Судьба Лира, во многом сходная с судьбой Ричарда II, по­казывает на иной масштаб натуры, на большую значительность героя трагедии, чем героя хроники,— и на более широкую, более принципиальную человечность, на общечеловеческое значение трагедийной ситуации. Не касаясь других особенностей, суще­ственных в жанровом отношении, достаточно отметить различие в завязке, в масштабе натуры героя и в значении его несчастий. Оба короля ведут себя в первом акте как неразумные правители, но слепая самоуверенность трагедийного героя гораздо разитель­ней, чем легкомысленно беспечная самонадеянность героя хрони­ки: Лир сам безрассудно отказывается от власти, сам «творит свою судьбу», тогда как капризного и малодушного Ричарда II впоследствии заслуженно низлагает более удачливый соперник. Ричард поэтому имеет право оплакивать жестокий удел королей, коих не щадит Время, ежели они недостойны своего звания («Сидит на троне Смерть, шутиха злая...»). Тогда как Лир ходом Времени (в гораздо более высоком смысле) через предельное унижение доходит до несравненно большего — до постижения природы социального зла, унижения и страдания всякого челове­ка, до трагизма человеческого существования в «зверином», не­достойном человека мире, до наивысшей у Шекспира мудрости. Судьба-звание в «Ричарде II» гораздо уже и локальнее, чем судьба-призвание в «Короле Лире», она «не тянет» на трагедию. С другой стороны, трагедийный герой, который с нарастанием конфликта, охваченный аффектом, доходит до преступления, до разрыва с обществом, до жажды его уничтожения (в кульмина­ции Лир, но особенно Кориолан и Тимон, герои последних, и наиболее «социальных», трагедий), все же по характеру отнюдь не патологическое исключение, не чудовище, не нравственный урод. Мрачный отблеск «бесчеловечного мира», правда, ложится и на образ героя, зло, как болезнь, входит в его душу, но даже наиболее демоничный среди протагонистов Макбет — в отличие от Ричарда III, героя хроник — не задан как преступник, не пре­ступник по натуре, но становится им в ходе действия, роковым стечением обстоятельств доверившись своей судьбе, ложно по­няв ее и свой долг, призвание. И только поэтому история Макбе­та звучит как трагедия человеческого удела, трагедия обособив­шейся, демонически отпавшей от людей, могучей личности.

+++++

▶ [ВАШЕ ЗАДАНИЕ]
Напишите продолжение текста о трагедийных героях Шекспира, начав сразу после его последнего предложения.

Данные для определения макета документа

+++++

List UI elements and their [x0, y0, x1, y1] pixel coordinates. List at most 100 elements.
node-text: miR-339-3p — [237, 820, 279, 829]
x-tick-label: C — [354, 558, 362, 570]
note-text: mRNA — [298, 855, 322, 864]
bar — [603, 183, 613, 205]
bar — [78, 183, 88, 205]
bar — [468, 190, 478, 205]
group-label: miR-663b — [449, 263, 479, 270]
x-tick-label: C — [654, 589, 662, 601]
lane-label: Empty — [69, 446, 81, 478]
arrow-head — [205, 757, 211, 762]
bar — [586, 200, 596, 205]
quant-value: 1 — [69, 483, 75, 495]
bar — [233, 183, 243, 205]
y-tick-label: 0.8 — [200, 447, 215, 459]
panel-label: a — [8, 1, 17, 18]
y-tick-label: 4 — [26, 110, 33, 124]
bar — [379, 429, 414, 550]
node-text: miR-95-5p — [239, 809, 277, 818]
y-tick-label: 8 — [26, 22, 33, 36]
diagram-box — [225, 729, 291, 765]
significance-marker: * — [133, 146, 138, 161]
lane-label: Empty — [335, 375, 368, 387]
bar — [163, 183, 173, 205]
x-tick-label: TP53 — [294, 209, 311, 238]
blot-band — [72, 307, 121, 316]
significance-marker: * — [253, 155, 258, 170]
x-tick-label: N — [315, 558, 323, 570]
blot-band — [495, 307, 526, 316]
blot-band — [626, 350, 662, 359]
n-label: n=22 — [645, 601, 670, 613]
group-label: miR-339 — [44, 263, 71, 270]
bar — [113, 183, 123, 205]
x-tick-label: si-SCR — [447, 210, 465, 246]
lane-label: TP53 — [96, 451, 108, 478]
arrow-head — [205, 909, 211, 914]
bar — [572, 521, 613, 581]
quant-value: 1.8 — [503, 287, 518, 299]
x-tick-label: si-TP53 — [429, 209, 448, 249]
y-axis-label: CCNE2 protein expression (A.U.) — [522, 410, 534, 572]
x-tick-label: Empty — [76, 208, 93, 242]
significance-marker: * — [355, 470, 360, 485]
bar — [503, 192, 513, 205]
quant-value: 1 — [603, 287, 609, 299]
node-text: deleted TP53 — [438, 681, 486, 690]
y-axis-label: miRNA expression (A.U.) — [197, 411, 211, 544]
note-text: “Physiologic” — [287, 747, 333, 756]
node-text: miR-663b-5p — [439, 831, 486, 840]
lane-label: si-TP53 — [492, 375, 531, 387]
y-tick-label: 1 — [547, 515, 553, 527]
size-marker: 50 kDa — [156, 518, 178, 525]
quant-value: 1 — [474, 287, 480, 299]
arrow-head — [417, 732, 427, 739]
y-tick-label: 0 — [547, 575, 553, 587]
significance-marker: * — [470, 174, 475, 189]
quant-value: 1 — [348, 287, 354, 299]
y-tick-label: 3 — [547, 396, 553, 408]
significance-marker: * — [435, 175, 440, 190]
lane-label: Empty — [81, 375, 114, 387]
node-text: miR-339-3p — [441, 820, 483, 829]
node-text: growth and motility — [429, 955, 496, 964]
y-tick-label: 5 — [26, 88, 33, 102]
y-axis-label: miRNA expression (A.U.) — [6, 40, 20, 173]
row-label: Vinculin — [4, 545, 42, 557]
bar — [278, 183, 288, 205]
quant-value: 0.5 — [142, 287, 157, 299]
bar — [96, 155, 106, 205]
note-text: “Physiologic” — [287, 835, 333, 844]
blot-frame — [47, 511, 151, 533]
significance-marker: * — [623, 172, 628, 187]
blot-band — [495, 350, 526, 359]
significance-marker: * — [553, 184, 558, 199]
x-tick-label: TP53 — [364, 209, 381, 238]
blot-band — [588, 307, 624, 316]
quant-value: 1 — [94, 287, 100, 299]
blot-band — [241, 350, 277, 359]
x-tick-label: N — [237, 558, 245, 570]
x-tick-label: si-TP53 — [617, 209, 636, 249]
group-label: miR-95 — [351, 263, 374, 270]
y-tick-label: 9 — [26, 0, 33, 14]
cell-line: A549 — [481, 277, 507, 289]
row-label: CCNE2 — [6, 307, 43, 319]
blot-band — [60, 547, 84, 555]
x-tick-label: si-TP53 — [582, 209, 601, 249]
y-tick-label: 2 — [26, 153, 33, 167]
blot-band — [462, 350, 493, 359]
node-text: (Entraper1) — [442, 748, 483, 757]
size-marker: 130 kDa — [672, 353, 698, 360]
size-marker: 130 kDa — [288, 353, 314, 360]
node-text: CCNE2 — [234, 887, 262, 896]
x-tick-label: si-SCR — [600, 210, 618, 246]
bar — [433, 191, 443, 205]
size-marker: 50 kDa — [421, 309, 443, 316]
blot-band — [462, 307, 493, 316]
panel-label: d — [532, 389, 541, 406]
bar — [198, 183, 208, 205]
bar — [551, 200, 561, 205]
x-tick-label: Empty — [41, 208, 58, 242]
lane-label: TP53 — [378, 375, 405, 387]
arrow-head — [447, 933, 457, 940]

+++++

▶ [ГОТОВОЕ РЕШЕНИЕ]
Значительности натуры трагедийного героя внешне соответ­ствует и его положение в обществе. Это король, наследник пре­стола, полководец или видное лицо в городе-государстве. От заблуждений героя, от его поступков и участи в какой-то мере за­висит — причем непосредственно — общественное целое, мас­штаб сюжета, социальный фон («Тимон Афинский», V, 1, где сенаторы умоляют Тимона ради блага города вернуться в Афи­ны). Герои трагедий «Гамлет», «Король Лир», «Макбет» отли­чаются и по званию от героев «семейных драм» либо повестей типа «Гамлет Щигровского уезда», «Степной король Лир» или «Леди Макбет Мценского уезда». Но звание, внешний момент в сословном положении и характеристике героя, отступает на вто­рой план перед нравственно-символическим и общесоциальным значением всей ситуации или субъективной стороны. И для гу­манистической концепции художника Возрождения показатель­но, что из семи трагедий 600-х годов в четырех («Отелло», «Мак бет», «Антоний и Клеопатра», «Кориолан») героем является военачальник, выдвинувшийся благодаря личным заслугам, че­ловек, обязанный высоким положением всецело себе, своей «доб­лести» (virtu) — в ренессансном смысле слова.